#### WHAT NEEDS TO BE DONE:
List each line of the data that holds the string "DOSIS", please.
===
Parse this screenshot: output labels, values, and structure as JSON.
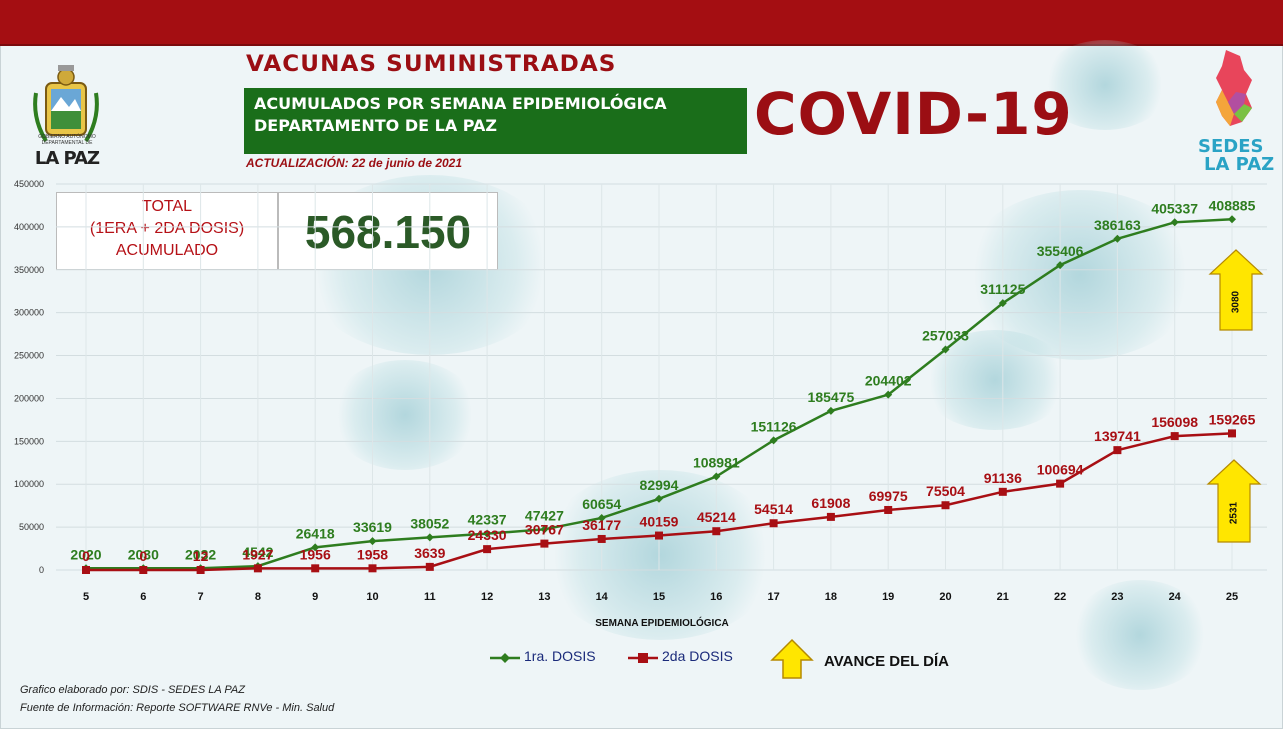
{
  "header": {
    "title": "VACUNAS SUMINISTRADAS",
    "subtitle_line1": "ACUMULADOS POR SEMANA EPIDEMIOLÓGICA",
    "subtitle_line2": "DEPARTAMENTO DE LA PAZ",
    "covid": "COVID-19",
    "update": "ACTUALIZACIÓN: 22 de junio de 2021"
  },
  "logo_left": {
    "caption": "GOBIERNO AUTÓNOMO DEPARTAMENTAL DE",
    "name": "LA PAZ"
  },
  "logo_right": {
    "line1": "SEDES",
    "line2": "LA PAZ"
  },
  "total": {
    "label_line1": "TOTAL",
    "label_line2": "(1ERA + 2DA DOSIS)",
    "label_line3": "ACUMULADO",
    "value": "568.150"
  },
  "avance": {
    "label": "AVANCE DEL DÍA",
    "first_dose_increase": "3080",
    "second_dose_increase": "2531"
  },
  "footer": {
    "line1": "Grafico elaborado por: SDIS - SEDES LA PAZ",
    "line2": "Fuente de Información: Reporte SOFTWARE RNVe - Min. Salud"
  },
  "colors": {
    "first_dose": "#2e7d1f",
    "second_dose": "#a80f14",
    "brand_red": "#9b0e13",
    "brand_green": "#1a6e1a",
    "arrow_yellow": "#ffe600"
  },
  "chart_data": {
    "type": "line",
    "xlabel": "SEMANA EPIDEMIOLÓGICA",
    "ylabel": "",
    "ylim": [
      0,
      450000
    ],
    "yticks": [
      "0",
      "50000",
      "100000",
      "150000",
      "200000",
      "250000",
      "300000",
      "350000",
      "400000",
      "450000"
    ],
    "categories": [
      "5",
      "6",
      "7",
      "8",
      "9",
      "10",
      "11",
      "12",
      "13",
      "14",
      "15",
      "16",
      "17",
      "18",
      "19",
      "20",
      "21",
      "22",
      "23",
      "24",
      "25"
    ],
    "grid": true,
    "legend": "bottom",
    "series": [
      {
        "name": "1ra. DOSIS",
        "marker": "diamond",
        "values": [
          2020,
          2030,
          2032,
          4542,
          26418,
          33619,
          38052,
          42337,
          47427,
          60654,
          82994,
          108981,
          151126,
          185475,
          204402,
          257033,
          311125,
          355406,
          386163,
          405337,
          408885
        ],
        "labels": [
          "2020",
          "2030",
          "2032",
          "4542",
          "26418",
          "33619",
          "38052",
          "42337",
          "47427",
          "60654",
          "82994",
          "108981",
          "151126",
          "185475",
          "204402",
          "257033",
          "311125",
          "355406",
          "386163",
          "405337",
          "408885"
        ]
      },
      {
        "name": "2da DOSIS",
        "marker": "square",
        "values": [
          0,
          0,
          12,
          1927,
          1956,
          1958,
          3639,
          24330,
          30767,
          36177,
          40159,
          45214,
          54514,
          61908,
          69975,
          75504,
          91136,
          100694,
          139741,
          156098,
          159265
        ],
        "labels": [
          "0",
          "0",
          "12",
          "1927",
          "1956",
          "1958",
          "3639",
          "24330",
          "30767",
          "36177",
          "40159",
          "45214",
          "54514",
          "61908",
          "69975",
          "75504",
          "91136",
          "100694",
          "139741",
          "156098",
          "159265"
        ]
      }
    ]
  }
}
===
#### EXERCISE RESULT:
    "label_line2": "(1ERA + 2DA DOSIS)",
        "name": "1ra. DOSIS",
        "name": "2da DOSIS",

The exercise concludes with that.